- THE REQUEST -
Set down every entry word for word. Omit the pictures.

- GIVEN RECORDS -
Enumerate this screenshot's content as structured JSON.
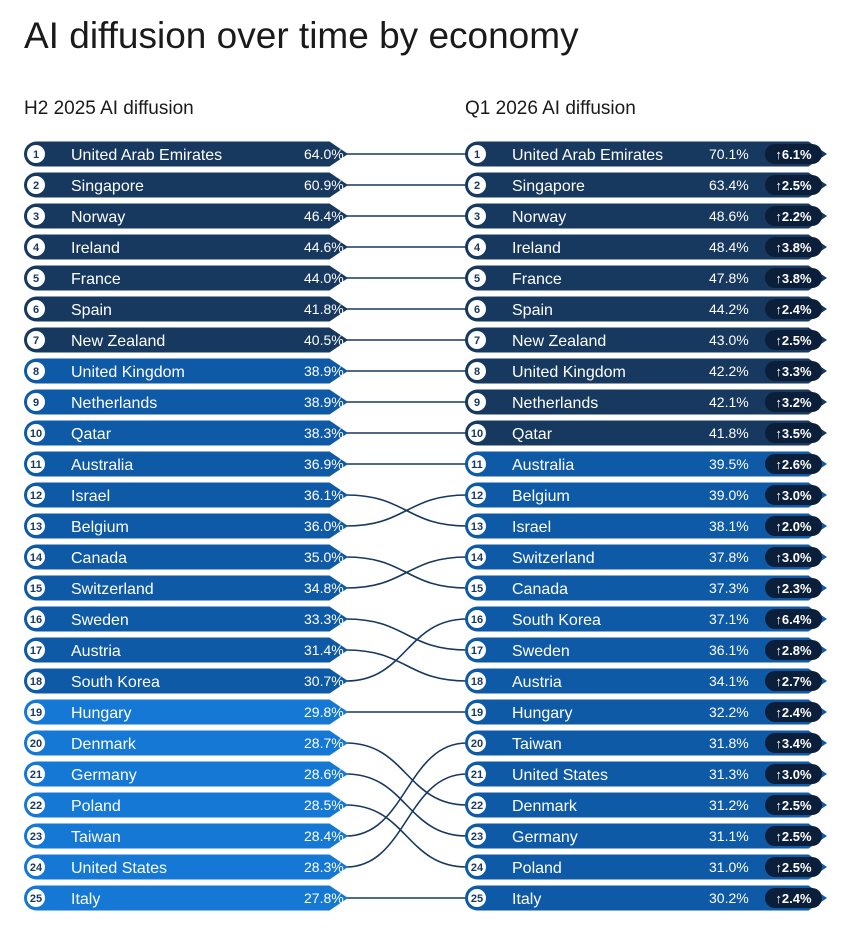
{
  "chart_data": {
    "type": "table",
    "title": "AI diffusion over time by economy",
    "left_header": "H2 2025 AI diffusion",
    "right_header": "Q1 2026 AI diffusion",
    "left": [
      {
        "rank": 1,
        "name": "United Arab Emirates",
        "value": "64.0%"
      },
      {
        "rank": 2,
        "name": "Singapore",
        "value": "60.9%"
      },
      {
        "rank": 3,
        "name": "Norway",
        "value": "46.4%"
      },
      {
        "rank": 4,
        "name": "Ireland",
        "value": "44.6%"
      },
      {
        "rank": 5,
        "name": "France",
        "value": "44.0%"
      },
      {
        "rank": 6,
        "name": "Spain",
        "value": "41.8%"
      },
      {
        "rank": 7,
        "name": "New Zealand",
        "value": "40.5%"
      },
      {
        "rank": 8,
        "name": "United Kingdom",
        "value": "38.9%"
      },
      {
        "rank": 9,
        "name": "Netherlands",
        "value": "38.9%"
      },
      {
        "rank": 10,
        "name": "Qatar",
        "value": "38.3%"
      },
      {
        "rank": 11,
        "name": "Australia",
        "value": "36.9%"
      },
      {
        "rank": 12,
        "name": "Israel",
        "value": "36.1%"
      },
      {
        "rank": 13,
        "name": "Belgium",
        "value": "36.0%"
      },
      {
        "rank": 14,
        "name": "Canada",
        "value": "35.0%"
      },
      {
        "rank": 15,
        "name": "Switzerland",
        "value": "34.8%"
      },
      {
        "rank": 16,
        "name": "Sweden",
        "value": "33.3%"
      },
      {
        "rank": 17,
        "name": "Austria",
        "value": "31.4%"
      },
      {
        "rank": 18,
        "name": "South Korea",
        "value": "30.7%"
      },
      {
        "rank": 19,
        "name": "Hungary",
        "value": "29.8%"
      },
      {
        "rank": 20,
        "name": "Denmark",
        "value": "28.7%"
      },
      {
        "rank": 21,
        "name": "Germany",
        "value": "28.6%"
      },
      {
        "rank": 22,
        "name": "Poland",
        "value": "28.5%"
      },
      {
        "rank": 23,
        "name": "Taiwan",
        "value": "28.4%"
      },
      {
        "rank": 24,
        "name": "United States",
        "value": "28.3%"
      },
      {
        "rank": 25,
        "name": "Italy",
        "value": "27.8%"
      }
    ],
    "right": [
      {
        "rank": 1,
        "name": "United Arab Emirates",
        "value": "70.1%",
        "change": "↑6.1%"
      },
      {
        "rank": 2,
        "name": "Singapore",
        "value": "63.4%",
        "change": "↑2.5%"
      },
      {
        "rank": 3,
        "name": "Norway",
        "value": "48.6%",
        "change": "↑2.2%"
      },
      {
        "rank": 4,
        "name": "Ireland",
        "value": "48.4%",
        "change": "↑3.8%"
      },
      {
        "rank": 5,
        "name": "France",
        "value": "47.8%",
        "change": "↑3.8%"
      },
      {
        "rank": 6,
        "name": "Spain",
        "value": "44.2%",
        "change": "↑2.4%"
      },
      {
        "rank": 7,
        "name": "New Zealand",
        "value": "43.0%",
        "change": "↑2.5%"
      },
      {
        "rank": 8,
        "name": "United Kingdom",
        "value": "42.2%",
        "change": "↑3.3%"
      },
      {
        "rank": 9,
        "name": "Netherlands",
        "value": "42.1%",
        "change": "↑3.2%"
      },
      {
        "rank": 10,
        "name": "Qatar",
        "value": "41.8%",
        "change": "↑3.5%"
      },
      {
        "rank": 11,
        "name": "Australia",
        "value": "39.5%",
        "change": "↑2.6%"
      },
      {
        "rank": 12,
        "name": "Belgium",
        "value": "39.0%",
        "change": "↑3.0%"
      },
      {
        "rank": 13,
        "name": "Israel",
        "value": "38.1%",
        "change": "↑2.0%"
      },
      {
        "rank": 14,
        "name": "Switzerland",
        "value": "37.8%",
        "change": "↑3.0%"
      },
      {
        "rank": 15,
        "name": "Canada",
        "value": "37.3%",
        "change": "↑2.3%"
      },
      {
        "rank": 16,
        "name": "South Korea",
        "value": "37.1%",
        "change": "↑6.4%"
      },
      {
        "rank": 17,
        "name": "Sweden",
        "value": "36.1%",
        "change": "↑2.8%"
      },
      {
        "rank": 18,
        "name": "Austria",
        "value": "34.1%",
        "change": "↑2.7%"
      },
      {
        "rank": 19,
        "name": "Hungary",
        "value": "32.2%",
        "change": "↑2.4%"
      },
      {
        "rank": 20,
        "name": "Taiwan",
        "value": "31.8%",
        "change": "↑3.4%"
      },
      {
        "rank": 21,
        "name": "United States",
        "value": "31.3%",
        "change": "↑3.0%"
      },
      {
        "rank": 22,
        "name": "Denmark",
        "value": "31.2%",
        "change": "↑2.5%"
      },
      {
        "rank": 23,
        "name": "Germany",
        "value": "31.1%",
        "change": "↑2.5%"
      },
      {
        "rank": 24,
        "name": "Poland",
        "value": "31.0%",
        "change": "↑2.5%"
      },
      {
        "rank": 25,
        "name": "Italy",
        "value": "30.2%",
        "change": "↑2.4%"
      }
    ],
    "colors": {
      "row_dark": "#17385f",
      "row_mid": "#0f5aa6",
      "row_light": "#1478d4",
      "connector": "#17385f",
      "change_badge": "#0b1f3b",
      "rank_circle": "#ffffff"
    }
  }
}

- WRITTEN ANSWER -
Enumerate this screenshot's content as structured JSON.
{
  "chart_data": {
    "type": "table",
    "title": "AI diffusion over time by economy",
    "left_header": "H2 2025 AI diffusion",
    "right_header": "Q1 2026 AI diffusion",
    "left": [
      {
        "rank": 1,
        "name": "United Arab Emirates",
        "value": "64.0%"
      },
      {
        "rank": 2,
        "name": "Singapore",
        "value": "60.9%"
      },
      {
        "rank": 3,
        "name": "Norway",
        "value": "46.4%"
      },
      {
        "rank": 4,
        "name": "Ireland",
        "value": "44.6%"
      },
      {
        "rank": 5,
        "name": "France",
        "value": "44.0%"
      },
      {
        "rank": 6,
        "name": "Spain",
        "value": "41.8%"
      },
      {
        "rank": 7,
        "name": "New Zealand",
        "value": "40.5%"
      },
      {
        "rank": 8,
        "name": "United Kingdom",
        "value": "38.9%"
      },
      {
        "rank": 9,
        "name": "Netherlands",
        "value": "38.9%"
      },
      {
        "rank": 10,
        "name": "Qatar",
        "value": "38.3%"
      },
      {
        "rank": 11,
        "name": "Australia",
        "value": "36.9%"
      },
      {
        "rank": 12,
        "name": "Israel",
        "value": "36.1%"
      },
      {
        "rank": 13,
        "name": "Belgium",
        "value": "36.0%"
      },
      {
        "rank": 14,
        "name": "Canada",
        "value": "35.0%"
      },
      {
        "rank": 15,
        "name": "Switzerland",
        "value": "34.8%"
      },
      {
        "rank": 16,
        "name": "Sweden",
        "value": "33.3%"
      },
      {
        "rank": 17,
        "name": "Austria",
        "value": "31.4%"
      },
      {
        "rank": 18,
        "name": "South Korea",
        "value": "30.7%"
      },
      {
        "rank": 19,
        "name": "Hungary",
        "value": "29.8%"
      },
      {
        "rank": 20,
        "name": "Denmark",
        "value": "28.7%"
      },
      {
        "rank": 21,
        "name": "Germany",
        "value": "28.6%"
      },
      {
        "rank": 22,
        "name": "Poland",
        "value": "28.5%"
      },
      {
        "rank": 23,
        "name": "Taiwan",
        "value": "28.4%"
      },
      {
        "rank": 24,
        "name": "United States",
        "value": "28.3%"
      },
      {
        "rank": 25,
        "name": "Italy",
        "value": "27.8%"
      }
    ],
    "right": [
      {
        "rank": 1,
        "name": "United Arab Emirates",
        "value": "70.1%",
        "change": "↑6.1%"
      },
      {
        "rank": 2,
        "name": "Singapore",
        "value": "63.4%",
        "change": "↑2.5%"
      },
      {
        "rank": 3,
        "name": "Norway",
        "value": "48.6%",
        "change": "↑2.2%"
      },
      {
        "rank": 4,
        "name": "Ireland",
        "value": "48.4%",
        "change": "↑3.8%"
      },
      {
        "rank": 5,
        "name": "France",
        "value": "47.8%",
        "change": "↑3.8%"
      },
      {
        "rank": 6,
        "name": "Spain",
        "value": "44.2%",
        "change": "↑2.4%"
      },
      {
        "rank": 7,
        "name": "New Zealand",
        "value": "43.0%",
        "change": "↑2.5%"
      },
      {
        "rank": 8,
        "name": "United Kingdom",
        "value": "42.2%",
        "change": "↑3.3%"
      },
      {
        "rank": 9,
        "name": "Netherlands",
        "value": "42.1%",
        "change": "↑3.2%"
      },
      {
        "rank": 10,
        "name": "Qatar",
        "value": "41.8%",
        "change": "↑3.5%"
      },
      {
        "rank": 11,
        "name": "Australia",
        "value": "39.5%",
        "change": "↑2.6%"
      },
      {
        "rank": 12,
        "name": "Belgium",
        "value": "39.0%",
        "change": "↑3.0%"
      },
      {
        "rank": 13,
        "name": "Israel",
        "value": "38.1%",
        "change": "↑2.0%"
      },
      {
        "rank": 14,
        "name": "Switzerland",
        "value": "37.8%",
        "change": "↑3.0%"
      },
      {
        "rank": 15,
        "name": "Canada",
        "value": "37.3%",
        "change": "↑2.3%"
      },
      {
        "rank": 16,
        "name": "South Korea",
        "value": "37.1%",
        "change": "↑6.4%"
      },
      {
        "rank": 17,
        "name": "Sweden",
        "value": "36.1%",
        "change": "↑2.8%"
      },
      {
        "rank": 18,
        "name": "Austria",
        "value": "34.1%",
        "change": "↑2.7%"
      },
      {
        "rank": 19,
        "name": "Hungary",
        "value": "32.2%",
        "change": "↑2.4%"
      },
      {
        "rank": 20,
        "name": "Taiwan",
        "value": "31.8%",
        "change": "↑3.4%"
      },
      {
        "rank": 21,
        "name": "United States",
        "value": "31.3%",
        "change": "↑3.0%"
      },
      {
        "rank": 22,
        "name": "Denmark",
        "value": "31.2%",
        "change": "↑2.5%"
      },
      {
        "rank": 23,
        "name": "Germany",
        "value": "31.1%",
        "change": "↑2.5%"
      },
      {
        "rank": 24,
        "name": "Poland",
        "value": "31.0%",
        "change": "↑2.5%"
      },
      {
        "rank": 25,
        "name": "Italy",
        "value": "30.2%",
        "change": "↑2.4%"
      }
    ],
    "colors": {
      "row_dark": "#17385f",
      "row_mid": "#0f5aa6",
      "row_light": "#1478d4",
      "connector": "#17385f",
      "change_badge": "#0b1f3b",
      "rank_circle": "#ffffff"
    }
  }
}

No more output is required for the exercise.